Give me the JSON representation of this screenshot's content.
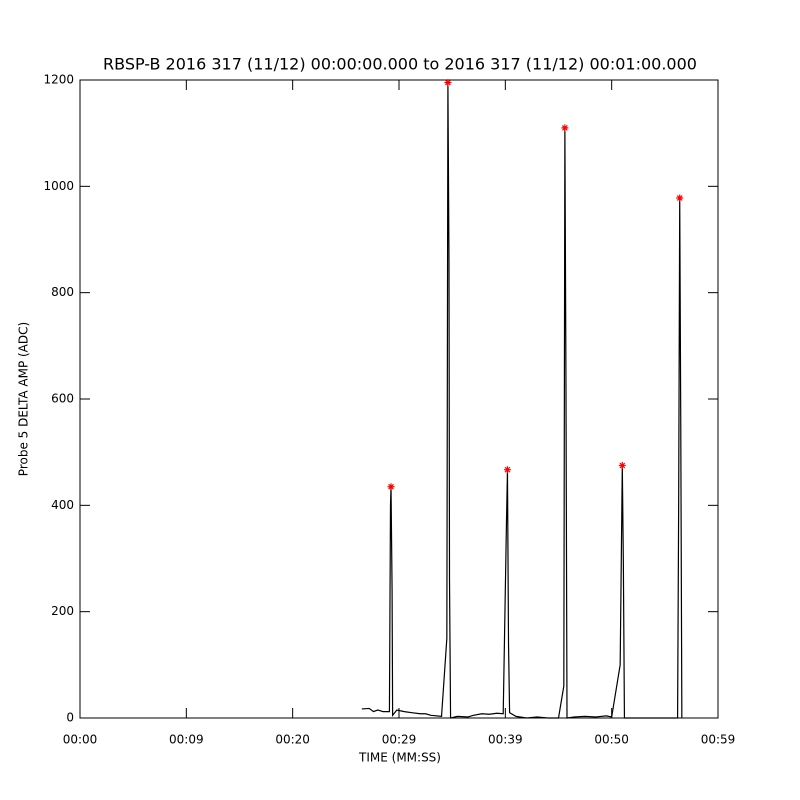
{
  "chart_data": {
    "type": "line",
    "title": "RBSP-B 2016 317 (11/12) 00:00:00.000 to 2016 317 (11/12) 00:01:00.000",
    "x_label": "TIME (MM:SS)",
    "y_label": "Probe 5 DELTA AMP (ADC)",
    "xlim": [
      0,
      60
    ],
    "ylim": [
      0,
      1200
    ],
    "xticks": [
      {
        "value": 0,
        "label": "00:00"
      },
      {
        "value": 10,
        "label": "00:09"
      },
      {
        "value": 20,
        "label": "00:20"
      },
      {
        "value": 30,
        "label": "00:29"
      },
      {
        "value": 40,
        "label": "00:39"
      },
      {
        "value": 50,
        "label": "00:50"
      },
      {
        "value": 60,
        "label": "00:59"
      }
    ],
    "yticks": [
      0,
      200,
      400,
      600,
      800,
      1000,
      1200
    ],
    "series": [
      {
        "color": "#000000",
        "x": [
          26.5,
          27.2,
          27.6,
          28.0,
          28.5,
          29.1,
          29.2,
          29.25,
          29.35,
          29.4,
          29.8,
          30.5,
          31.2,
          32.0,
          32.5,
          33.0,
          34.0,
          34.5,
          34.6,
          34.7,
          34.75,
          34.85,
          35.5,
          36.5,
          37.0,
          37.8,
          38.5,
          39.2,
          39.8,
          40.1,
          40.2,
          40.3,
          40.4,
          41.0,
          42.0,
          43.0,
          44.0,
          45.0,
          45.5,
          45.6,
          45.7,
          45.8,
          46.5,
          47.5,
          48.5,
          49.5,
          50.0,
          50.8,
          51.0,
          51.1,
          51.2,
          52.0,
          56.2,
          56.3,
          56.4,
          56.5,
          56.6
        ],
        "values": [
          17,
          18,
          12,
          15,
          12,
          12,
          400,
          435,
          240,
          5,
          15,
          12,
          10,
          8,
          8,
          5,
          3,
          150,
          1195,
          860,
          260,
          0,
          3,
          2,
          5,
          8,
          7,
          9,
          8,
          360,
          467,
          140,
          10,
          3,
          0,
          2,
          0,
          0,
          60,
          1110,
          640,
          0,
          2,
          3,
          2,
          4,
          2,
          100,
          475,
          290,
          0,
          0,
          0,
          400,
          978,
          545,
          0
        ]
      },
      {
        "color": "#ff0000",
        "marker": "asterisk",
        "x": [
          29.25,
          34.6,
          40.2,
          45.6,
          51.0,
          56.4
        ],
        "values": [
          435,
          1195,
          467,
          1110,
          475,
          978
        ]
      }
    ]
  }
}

○ ○ ○ ○

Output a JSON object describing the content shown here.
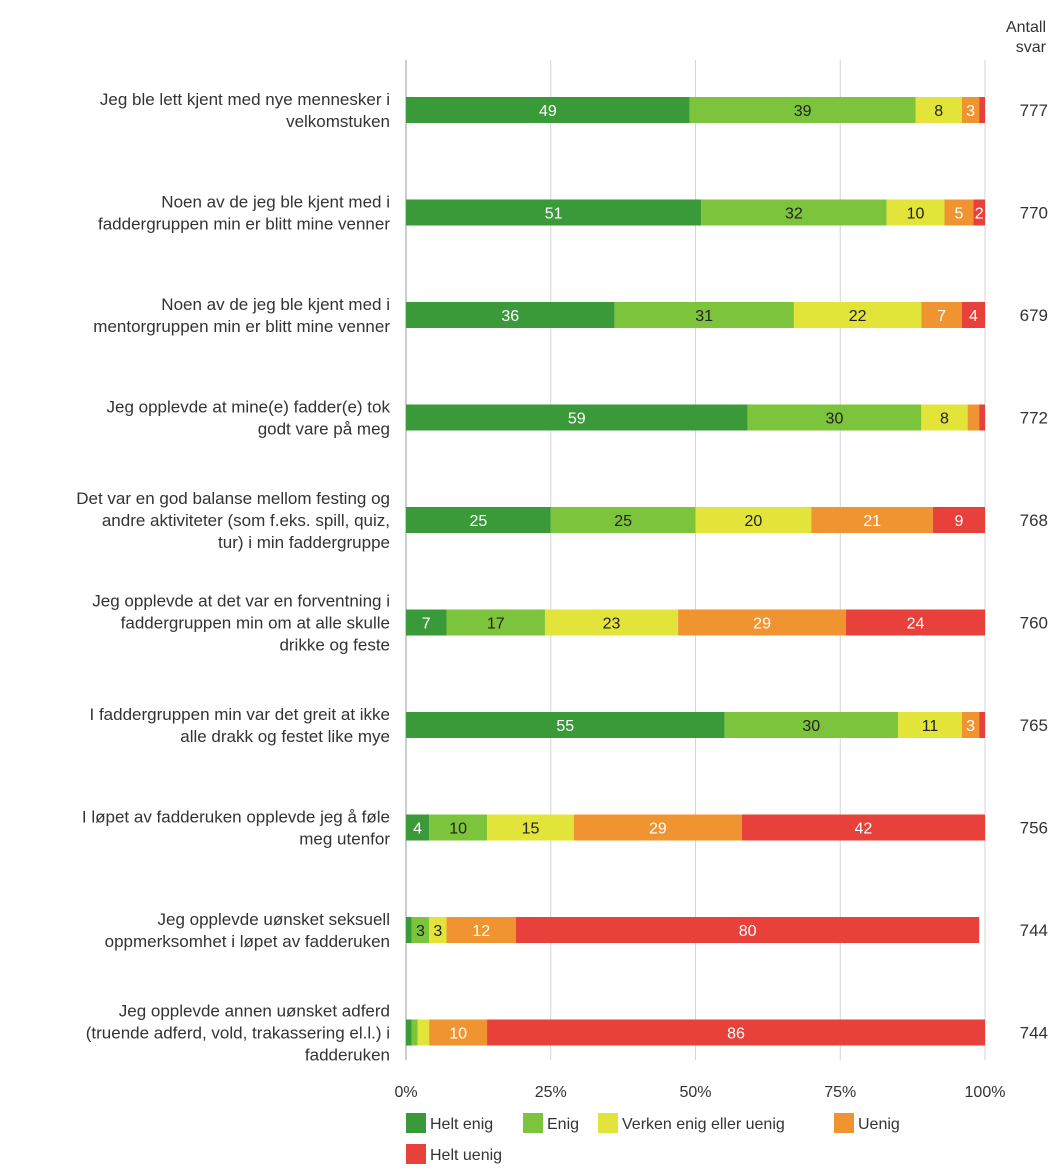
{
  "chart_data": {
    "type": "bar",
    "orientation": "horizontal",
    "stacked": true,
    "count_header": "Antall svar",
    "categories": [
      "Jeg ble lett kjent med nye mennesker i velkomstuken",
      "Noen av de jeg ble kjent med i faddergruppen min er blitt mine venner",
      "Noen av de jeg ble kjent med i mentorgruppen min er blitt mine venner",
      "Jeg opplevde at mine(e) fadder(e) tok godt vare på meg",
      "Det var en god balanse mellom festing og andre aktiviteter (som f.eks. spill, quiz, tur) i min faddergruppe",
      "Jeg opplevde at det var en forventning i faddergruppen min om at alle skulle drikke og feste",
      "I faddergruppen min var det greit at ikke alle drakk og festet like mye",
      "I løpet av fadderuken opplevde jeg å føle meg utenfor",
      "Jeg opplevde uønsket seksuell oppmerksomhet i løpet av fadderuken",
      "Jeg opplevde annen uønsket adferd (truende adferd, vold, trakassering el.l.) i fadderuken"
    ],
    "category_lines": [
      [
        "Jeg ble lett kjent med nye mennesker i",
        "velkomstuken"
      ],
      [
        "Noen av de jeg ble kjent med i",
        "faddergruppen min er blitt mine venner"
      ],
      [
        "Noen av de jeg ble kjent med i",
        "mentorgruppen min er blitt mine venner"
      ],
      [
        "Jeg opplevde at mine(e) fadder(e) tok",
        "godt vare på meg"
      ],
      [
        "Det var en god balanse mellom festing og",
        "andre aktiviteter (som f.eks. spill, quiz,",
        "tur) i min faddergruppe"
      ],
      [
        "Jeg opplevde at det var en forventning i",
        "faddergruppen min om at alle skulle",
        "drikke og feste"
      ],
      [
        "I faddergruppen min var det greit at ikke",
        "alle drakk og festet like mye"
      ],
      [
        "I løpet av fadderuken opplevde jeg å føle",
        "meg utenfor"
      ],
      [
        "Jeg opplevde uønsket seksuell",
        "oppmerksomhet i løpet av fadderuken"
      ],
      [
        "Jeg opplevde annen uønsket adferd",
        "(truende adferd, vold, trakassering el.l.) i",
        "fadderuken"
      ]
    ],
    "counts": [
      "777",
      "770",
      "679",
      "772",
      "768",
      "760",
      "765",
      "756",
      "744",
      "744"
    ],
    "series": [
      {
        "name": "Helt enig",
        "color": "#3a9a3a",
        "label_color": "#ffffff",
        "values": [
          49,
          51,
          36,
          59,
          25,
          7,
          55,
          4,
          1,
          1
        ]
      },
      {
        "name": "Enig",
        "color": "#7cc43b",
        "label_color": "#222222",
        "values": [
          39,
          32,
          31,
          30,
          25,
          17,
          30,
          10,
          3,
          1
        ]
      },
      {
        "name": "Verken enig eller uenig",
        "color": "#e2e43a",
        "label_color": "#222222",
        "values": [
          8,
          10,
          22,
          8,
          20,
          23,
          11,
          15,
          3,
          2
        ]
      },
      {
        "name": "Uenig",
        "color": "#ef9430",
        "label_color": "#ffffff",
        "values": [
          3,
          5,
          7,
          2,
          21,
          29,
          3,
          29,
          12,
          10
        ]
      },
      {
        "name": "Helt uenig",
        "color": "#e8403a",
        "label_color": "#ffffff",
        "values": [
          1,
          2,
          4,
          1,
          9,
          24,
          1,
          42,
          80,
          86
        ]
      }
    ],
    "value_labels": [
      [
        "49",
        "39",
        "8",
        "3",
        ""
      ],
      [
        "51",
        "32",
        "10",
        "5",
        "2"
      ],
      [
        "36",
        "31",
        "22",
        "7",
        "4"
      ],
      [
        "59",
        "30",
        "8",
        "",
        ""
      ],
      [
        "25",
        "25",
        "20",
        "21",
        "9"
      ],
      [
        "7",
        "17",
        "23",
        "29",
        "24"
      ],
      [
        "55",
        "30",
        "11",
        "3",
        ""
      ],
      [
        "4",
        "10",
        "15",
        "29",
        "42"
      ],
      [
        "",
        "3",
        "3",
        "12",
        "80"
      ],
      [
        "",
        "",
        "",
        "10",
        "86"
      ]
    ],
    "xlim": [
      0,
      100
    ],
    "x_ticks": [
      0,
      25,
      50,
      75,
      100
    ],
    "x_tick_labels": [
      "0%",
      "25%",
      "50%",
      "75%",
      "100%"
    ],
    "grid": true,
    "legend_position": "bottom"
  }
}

○ ○ ○ ○

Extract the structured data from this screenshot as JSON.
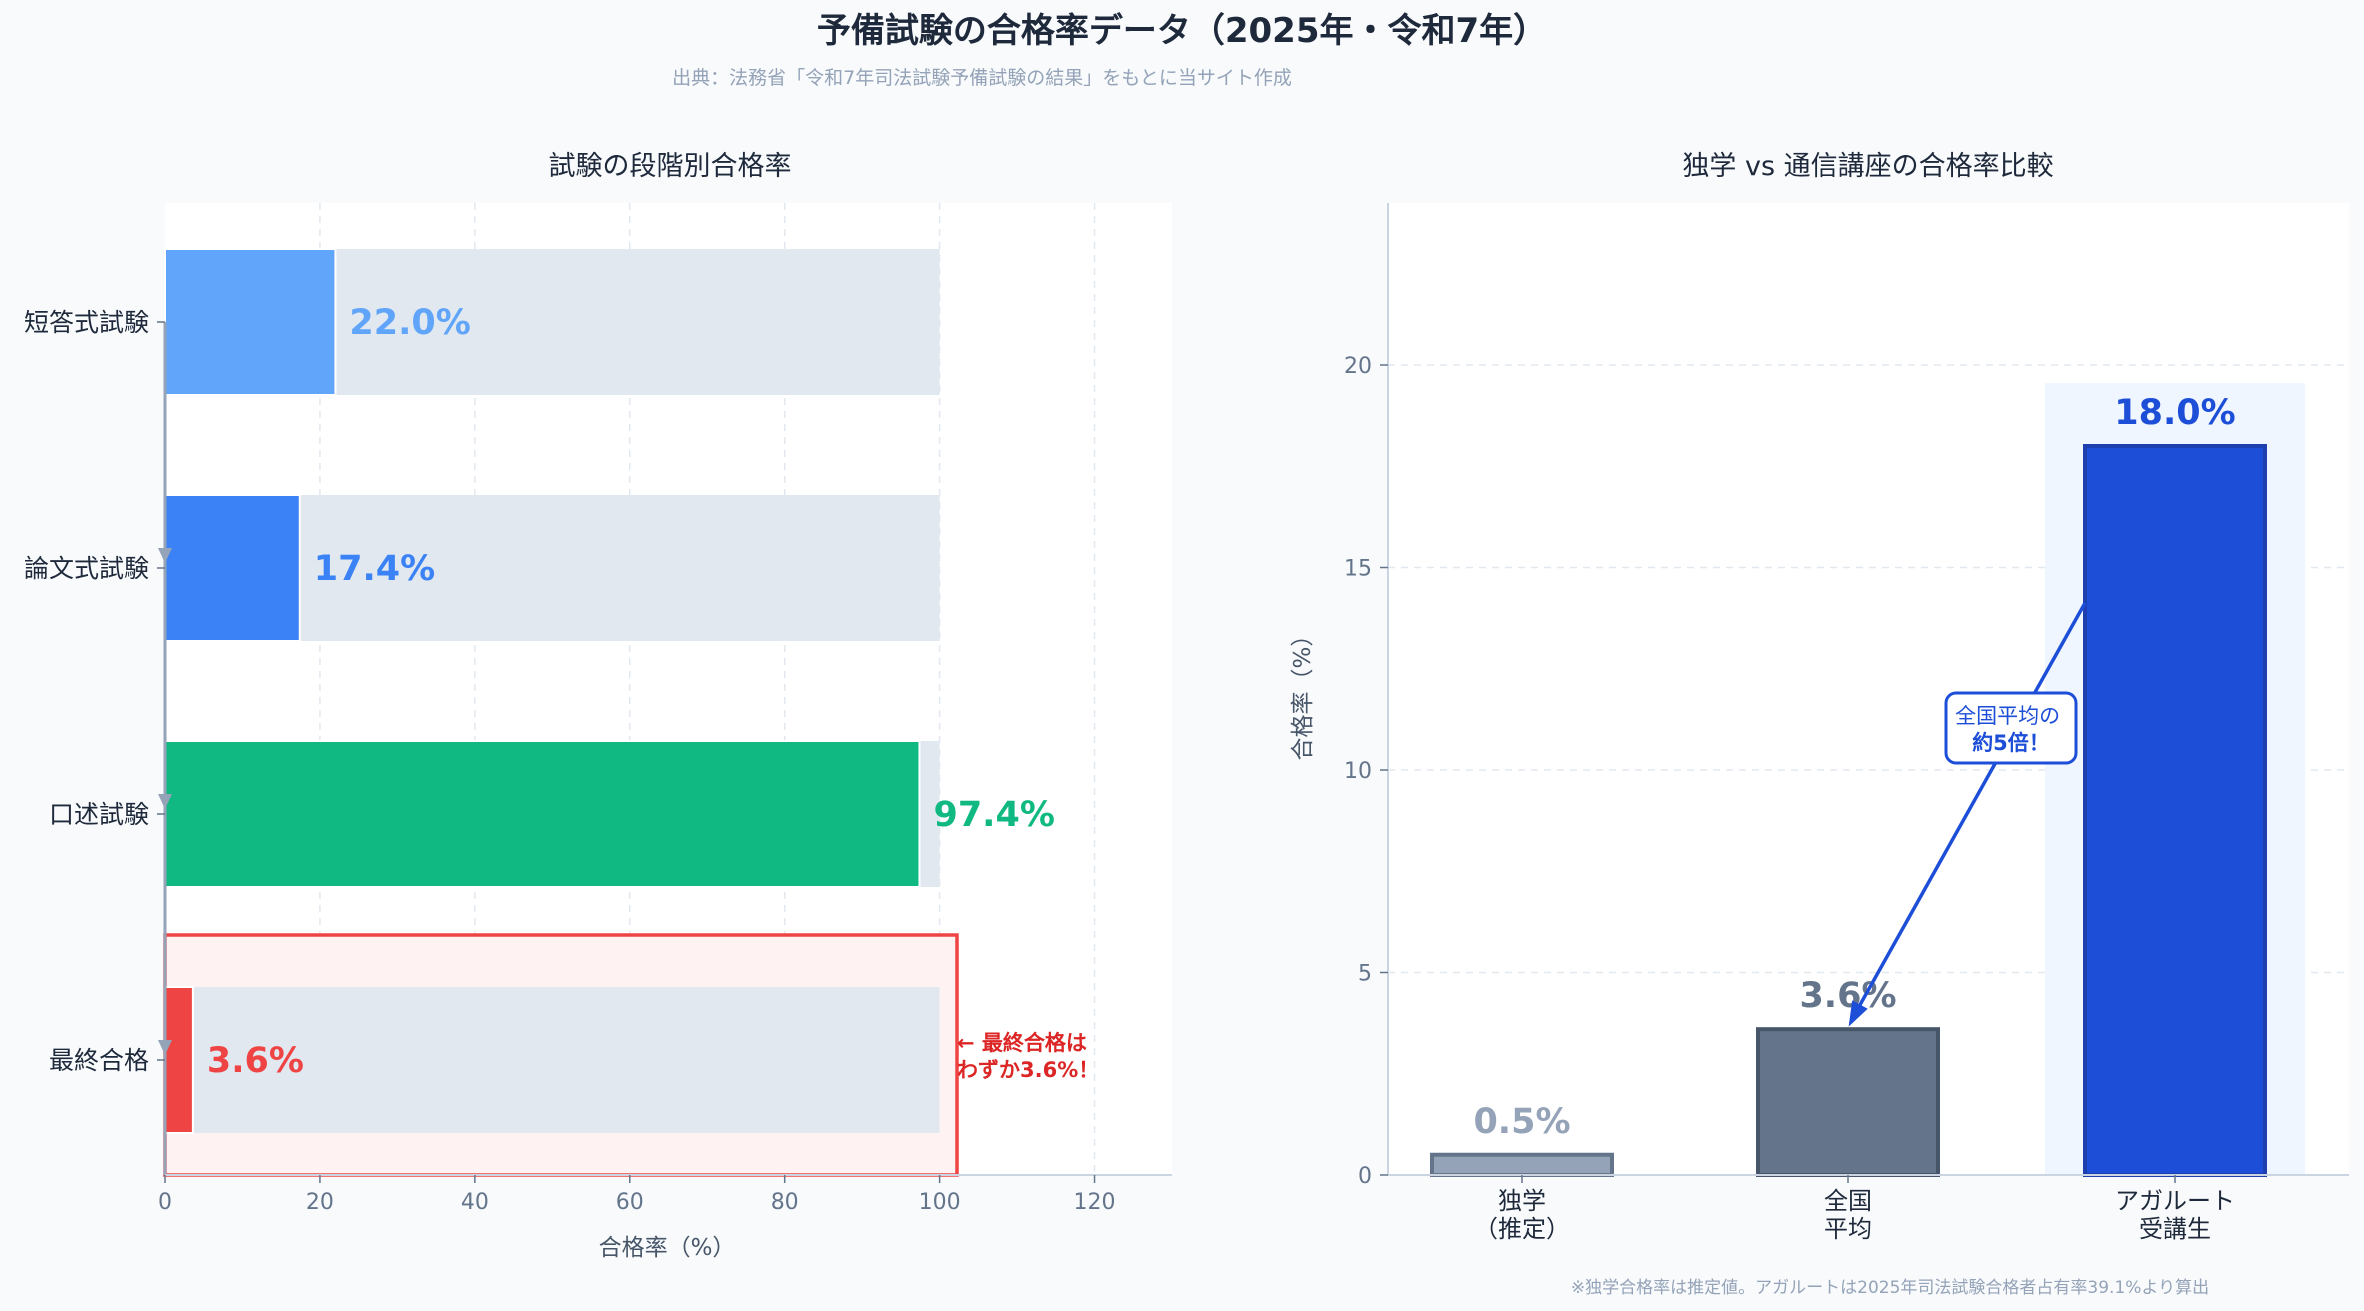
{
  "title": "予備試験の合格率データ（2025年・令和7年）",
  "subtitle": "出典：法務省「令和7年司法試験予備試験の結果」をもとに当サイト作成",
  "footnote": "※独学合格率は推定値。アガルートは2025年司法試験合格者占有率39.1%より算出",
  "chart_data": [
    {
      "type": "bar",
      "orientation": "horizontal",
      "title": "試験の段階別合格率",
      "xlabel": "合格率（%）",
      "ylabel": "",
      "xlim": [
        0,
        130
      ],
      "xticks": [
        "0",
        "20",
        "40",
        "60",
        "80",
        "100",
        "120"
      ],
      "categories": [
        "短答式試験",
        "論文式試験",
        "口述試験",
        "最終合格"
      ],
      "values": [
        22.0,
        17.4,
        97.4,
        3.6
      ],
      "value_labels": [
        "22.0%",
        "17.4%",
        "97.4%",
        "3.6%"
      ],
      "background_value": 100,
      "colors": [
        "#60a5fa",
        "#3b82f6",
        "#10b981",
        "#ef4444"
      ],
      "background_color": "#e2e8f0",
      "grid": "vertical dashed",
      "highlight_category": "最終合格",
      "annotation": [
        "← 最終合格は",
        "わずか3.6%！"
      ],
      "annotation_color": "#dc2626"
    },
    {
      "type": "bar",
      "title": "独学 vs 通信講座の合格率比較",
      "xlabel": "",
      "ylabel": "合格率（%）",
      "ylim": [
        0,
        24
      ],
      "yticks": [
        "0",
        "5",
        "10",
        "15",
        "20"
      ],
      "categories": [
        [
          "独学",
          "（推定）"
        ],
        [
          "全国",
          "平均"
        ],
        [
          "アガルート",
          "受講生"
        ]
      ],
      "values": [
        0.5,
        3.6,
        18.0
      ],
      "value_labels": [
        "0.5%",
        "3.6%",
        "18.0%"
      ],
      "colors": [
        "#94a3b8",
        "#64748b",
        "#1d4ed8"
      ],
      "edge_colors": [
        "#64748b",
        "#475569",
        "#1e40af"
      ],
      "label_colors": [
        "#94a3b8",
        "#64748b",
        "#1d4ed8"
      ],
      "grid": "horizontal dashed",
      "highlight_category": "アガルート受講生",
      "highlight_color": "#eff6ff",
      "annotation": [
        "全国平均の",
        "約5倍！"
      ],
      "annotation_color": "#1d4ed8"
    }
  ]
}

○ ○ ○ ○

Set problem: Gather and return every line that holds the string "festet".

Completed exercise:
      "I faddergruppen min var det greit at ikke alle drakk og festet like mye",
        "alle drakk og festet like mye"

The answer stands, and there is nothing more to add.